[Records from a data collection]
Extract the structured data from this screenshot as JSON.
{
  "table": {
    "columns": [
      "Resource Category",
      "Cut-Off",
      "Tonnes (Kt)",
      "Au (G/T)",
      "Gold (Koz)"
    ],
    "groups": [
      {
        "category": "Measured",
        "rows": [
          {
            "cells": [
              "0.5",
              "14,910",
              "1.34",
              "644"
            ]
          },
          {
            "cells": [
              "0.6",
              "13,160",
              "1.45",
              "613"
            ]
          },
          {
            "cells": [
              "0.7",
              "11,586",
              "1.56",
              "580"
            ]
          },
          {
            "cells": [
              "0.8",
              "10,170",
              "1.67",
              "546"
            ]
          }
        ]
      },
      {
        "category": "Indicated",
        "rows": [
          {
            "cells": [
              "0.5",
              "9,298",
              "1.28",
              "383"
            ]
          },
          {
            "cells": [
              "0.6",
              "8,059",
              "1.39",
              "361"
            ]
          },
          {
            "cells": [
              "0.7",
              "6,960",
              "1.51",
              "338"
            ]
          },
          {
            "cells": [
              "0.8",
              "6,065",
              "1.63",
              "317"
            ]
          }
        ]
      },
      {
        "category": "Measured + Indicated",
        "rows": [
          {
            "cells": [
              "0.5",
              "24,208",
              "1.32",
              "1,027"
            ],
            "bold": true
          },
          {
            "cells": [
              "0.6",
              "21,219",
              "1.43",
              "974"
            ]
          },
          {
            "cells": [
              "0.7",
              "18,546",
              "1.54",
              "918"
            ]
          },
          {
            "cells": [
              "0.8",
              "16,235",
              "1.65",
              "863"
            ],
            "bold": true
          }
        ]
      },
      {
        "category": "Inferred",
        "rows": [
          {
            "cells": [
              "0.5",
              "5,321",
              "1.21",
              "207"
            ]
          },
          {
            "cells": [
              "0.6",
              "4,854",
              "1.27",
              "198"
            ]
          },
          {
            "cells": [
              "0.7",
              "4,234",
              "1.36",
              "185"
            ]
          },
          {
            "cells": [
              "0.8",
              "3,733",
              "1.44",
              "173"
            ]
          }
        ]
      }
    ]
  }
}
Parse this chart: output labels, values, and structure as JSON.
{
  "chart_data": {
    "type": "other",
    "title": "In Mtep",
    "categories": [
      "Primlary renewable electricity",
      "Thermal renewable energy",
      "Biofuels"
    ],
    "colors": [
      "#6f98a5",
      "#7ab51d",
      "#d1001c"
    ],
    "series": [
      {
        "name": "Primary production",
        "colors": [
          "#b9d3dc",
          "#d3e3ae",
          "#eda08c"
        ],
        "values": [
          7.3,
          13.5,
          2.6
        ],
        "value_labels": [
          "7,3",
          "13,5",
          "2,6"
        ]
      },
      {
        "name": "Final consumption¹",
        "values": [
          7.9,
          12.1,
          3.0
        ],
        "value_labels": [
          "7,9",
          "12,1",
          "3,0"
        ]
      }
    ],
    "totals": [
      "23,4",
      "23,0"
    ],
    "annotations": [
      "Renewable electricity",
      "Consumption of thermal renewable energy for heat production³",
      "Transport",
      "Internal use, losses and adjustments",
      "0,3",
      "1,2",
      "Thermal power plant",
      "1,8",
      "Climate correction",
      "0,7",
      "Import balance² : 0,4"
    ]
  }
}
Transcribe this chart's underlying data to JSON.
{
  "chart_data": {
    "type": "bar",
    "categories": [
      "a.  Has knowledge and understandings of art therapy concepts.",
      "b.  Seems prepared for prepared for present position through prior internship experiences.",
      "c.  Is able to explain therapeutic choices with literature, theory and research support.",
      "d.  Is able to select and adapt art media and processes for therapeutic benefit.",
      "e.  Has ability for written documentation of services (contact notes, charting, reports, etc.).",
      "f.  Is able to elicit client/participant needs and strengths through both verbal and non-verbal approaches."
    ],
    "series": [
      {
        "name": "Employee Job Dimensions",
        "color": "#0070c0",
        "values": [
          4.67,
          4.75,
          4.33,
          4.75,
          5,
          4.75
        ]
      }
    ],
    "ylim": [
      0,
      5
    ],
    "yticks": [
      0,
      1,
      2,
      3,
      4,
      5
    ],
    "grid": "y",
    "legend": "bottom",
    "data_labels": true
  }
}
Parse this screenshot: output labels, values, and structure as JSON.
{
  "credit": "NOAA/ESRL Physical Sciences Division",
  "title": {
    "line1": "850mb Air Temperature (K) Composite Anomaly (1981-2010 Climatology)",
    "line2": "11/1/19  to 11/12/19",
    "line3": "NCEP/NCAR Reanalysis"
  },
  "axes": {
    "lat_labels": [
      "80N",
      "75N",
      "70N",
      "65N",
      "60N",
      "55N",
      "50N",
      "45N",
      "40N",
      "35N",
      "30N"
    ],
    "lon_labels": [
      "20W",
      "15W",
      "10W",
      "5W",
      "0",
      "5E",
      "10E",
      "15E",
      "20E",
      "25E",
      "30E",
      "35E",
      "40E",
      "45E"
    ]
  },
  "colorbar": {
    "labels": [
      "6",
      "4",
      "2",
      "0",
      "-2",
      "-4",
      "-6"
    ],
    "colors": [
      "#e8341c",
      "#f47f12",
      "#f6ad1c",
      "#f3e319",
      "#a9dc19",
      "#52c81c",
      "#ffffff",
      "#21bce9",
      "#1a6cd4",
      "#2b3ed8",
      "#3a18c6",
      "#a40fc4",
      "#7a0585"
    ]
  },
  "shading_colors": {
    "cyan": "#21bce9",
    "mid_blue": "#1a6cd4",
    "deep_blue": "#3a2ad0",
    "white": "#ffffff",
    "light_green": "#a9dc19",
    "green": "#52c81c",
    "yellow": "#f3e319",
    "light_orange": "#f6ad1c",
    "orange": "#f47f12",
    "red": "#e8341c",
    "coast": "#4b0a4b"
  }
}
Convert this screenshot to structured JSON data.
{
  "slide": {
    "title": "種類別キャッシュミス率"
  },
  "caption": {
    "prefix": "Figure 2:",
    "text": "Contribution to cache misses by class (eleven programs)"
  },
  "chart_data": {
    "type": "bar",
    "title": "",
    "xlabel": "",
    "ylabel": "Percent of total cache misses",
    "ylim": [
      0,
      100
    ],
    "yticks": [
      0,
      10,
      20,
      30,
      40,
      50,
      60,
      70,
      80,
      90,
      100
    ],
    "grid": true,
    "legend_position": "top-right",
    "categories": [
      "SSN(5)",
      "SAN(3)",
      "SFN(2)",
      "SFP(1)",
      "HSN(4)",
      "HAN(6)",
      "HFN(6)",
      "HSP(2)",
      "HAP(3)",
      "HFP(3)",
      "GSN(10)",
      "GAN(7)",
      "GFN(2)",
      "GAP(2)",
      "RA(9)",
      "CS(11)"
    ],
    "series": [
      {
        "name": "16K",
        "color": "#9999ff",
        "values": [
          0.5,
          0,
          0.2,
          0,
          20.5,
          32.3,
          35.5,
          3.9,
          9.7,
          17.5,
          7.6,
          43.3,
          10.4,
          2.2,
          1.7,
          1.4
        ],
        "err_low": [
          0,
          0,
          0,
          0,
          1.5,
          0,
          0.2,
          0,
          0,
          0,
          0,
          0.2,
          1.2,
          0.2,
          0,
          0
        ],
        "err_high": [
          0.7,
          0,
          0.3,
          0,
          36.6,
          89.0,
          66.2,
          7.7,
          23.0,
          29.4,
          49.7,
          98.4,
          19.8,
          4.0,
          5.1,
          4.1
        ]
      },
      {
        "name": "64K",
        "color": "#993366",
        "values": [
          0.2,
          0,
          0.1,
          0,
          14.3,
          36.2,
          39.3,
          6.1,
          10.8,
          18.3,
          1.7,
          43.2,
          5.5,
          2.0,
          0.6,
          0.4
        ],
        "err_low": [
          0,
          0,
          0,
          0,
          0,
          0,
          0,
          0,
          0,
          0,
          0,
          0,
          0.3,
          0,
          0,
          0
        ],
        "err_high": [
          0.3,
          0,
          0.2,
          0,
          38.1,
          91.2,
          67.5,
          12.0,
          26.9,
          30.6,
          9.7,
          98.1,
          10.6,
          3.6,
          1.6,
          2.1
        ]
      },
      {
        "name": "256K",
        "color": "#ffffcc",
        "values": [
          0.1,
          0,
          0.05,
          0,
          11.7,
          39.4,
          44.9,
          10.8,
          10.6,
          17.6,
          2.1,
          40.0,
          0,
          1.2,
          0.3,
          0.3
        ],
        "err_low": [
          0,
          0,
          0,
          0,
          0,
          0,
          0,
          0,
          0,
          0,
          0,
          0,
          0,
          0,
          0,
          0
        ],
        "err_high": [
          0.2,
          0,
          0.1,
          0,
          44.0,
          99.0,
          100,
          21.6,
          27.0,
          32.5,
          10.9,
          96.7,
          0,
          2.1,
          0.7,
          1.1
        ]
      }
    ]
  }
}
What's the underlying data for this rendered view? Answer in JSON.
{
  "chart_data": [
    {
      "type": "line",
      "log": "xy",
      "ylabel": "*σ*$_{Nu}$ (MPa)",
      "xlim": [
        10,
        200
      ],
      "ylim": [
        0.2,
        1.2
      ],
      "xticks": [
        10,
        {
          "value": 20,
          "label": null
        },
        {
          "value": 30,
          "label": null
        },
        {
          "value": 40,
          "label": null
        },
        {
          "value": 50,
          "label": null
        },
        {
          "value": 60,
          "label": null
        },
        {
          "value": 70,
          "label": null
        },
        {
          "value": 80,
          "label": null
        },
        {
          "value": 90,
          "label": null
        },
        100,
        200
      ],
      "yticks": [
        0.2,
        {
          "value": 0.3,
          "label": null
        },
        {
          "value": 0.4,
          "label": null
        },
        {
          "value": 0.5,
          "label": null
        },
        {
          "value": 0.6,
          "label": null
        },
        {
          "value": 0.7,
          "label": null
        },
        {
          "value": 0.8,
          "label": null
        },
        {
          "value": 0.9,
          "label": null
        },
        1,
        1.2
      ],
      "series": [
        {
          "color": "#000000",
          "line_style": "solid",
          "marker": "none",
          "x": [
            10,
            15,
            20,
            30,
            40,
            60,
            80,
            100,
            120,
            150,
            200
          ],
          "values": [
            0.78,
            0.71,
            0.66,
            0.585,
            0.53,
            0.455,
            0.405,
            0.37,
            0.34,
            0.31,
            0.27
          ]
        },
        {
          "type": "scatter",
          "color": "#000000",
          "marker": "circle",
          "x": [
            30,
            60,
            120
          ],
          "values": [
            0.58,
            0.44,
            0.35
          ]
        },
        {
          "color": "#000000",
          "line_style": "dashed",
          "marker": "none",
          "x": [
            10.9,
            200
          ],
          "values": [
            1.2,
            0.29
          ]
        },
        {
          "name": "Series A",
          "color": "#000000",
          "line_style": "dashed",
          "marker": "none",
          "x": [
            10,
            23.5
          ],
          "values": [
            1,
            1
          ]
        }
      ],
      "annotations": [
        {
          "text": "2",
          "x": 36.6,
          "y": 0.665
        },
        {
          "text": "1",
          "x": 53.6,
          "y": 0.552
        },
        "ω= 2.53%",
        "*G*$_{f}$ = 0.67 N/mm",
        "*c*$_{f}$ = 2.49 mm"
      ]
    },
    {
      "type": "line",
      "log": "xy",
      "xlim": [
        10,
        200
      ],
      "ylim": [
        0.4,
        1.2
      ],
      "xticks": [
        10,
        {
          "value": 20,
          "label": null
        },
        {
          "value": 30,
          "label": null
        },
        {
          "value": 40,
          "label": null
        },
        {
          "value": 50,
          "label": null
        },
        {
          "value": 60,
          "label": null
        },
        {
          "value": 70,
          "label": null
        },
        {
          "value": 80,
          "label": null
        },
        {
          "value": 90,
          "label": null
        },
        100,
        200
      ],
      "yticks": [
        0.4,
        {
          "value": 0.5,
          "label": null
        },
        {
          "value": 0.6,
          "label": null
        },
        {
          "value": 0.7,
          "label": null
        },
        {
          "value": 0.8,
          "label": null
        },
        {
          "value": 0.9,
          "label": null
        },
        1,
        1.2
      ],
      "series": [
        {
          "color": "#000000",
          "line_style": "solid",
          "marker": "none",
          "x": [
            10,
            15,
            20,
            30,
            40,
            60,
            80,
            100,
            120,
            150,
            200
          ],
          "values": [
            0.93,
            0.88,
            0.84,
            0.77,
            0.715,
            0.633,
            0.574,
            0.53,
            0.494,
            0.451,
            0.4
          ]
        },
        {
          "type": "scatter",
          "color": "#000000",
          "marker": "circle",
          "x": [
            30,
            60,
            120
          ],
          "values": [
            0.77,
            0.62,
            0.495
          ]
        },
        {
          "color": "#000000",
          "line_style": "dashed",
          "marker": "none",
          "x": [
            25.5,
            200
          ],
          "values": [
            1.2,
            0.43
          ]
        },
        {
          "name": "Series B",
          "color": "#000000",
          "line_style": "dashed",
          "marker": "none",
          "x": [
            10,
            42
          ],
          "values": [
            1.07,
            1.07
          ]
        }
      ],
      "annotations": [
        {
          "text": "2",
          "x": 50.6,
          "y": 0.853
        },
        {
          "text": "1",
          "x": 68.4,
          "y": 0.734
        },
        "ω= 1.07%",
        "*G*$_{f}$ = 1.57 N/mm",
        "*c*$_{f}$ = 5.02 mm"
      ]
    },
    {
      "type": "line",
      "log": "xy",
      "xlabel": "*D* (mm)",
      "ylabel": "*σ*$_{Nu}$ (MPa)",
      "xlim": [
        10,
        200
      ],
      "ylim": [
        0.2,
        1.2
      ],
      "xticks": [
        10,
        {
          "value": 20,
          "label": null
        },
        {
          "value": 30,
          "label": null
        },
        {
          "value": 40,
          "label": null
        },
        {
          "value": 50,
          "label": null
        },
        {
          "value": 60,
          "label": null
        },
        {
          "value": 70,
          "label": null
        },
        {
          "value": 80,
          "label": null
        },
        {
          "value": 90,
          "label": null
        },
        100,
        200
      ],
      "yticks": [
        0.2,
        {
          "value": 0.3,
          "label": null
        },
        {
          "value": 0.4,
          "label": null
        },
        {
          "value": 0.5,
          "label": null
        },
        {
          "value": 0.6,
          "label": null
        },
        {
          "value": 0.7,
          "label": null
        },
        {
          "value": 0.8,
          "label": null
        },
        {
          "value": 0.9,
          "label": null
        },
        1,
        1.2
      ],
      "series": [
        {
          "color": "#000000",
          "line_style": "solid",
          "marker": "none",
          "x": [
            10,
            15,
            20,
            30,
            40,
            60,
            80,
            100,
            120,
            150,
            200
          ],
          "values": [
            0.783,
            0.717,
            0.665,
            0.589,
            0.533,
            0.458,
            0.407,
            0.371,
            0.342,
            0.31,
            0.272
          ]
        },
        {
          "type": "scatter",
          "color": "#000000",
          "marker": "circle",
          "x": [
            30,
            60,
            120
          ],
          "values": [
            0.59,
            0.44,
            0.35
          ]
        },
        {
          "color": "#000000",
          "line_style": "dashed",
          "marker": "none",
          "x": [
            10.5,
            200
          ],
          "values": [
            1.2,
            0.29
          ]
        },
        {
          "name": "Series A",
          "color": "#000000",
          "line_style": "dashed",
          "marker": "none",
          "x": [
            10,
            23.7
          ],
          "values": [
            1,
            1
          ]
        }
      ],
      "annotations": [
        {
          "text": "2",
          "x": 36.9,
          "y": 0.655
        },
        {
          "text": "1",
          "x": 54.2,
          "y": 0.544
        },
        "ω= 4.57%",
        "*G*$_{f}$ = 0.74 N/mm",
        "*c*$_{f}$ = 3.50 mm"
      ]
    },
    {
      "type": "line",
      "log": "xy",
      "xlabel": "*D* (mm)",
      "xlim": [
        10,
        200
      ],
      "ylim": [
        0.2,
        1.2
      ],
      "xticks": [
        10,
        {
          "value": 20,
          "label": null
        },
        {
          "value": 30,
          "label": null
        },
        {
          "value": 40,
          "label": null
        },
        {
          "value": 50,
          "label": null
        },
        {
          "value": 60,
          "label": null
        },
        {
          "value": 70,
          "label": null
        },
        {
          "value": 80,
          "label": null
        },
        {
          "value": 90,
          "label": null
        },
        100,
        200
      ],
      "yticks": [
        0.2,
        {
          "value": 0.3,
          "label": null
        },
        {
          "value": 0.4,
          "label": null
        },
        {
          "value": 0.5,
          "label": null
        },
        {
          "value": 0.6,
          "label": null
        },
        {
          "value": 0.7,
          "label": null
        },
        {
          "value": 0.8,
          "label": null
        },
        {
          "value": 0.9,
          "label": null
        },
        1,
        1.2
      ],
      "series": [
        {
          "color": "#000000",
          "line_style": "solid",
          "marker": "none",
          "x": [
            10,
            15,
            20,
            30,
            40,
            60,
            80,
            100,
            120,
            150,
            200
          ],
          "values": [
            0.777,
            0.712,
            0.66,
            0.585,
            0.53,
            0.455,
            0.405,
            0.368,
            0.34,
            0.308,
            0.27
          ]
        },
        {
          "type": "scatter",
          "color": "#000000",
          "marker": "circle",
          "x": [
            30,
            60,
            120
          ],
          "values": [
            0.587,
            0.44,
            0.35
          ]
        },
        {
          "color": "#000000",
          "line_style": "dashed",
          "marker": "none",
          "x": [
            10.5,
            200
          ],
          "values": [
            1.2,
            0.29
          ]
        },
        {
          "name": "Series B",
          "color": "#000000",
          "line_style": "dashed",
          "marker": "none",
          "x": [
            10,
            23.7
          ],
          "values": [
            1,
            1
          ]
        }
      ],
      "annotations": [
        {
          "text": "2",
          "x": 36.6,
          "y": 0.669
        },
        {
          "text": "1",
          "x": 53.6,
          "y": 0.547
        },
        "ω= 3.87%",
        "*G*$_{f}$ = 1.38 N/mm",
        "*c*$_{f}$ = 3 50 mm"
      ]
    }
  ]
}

#### OBJECTIVE:
Find the word "structured" in the entries above and gather every line that holds it.

#### FINAL ANSWER:
Extract the structured data from this screenshot as JSON.
Convert this screenshot to structured JSON data.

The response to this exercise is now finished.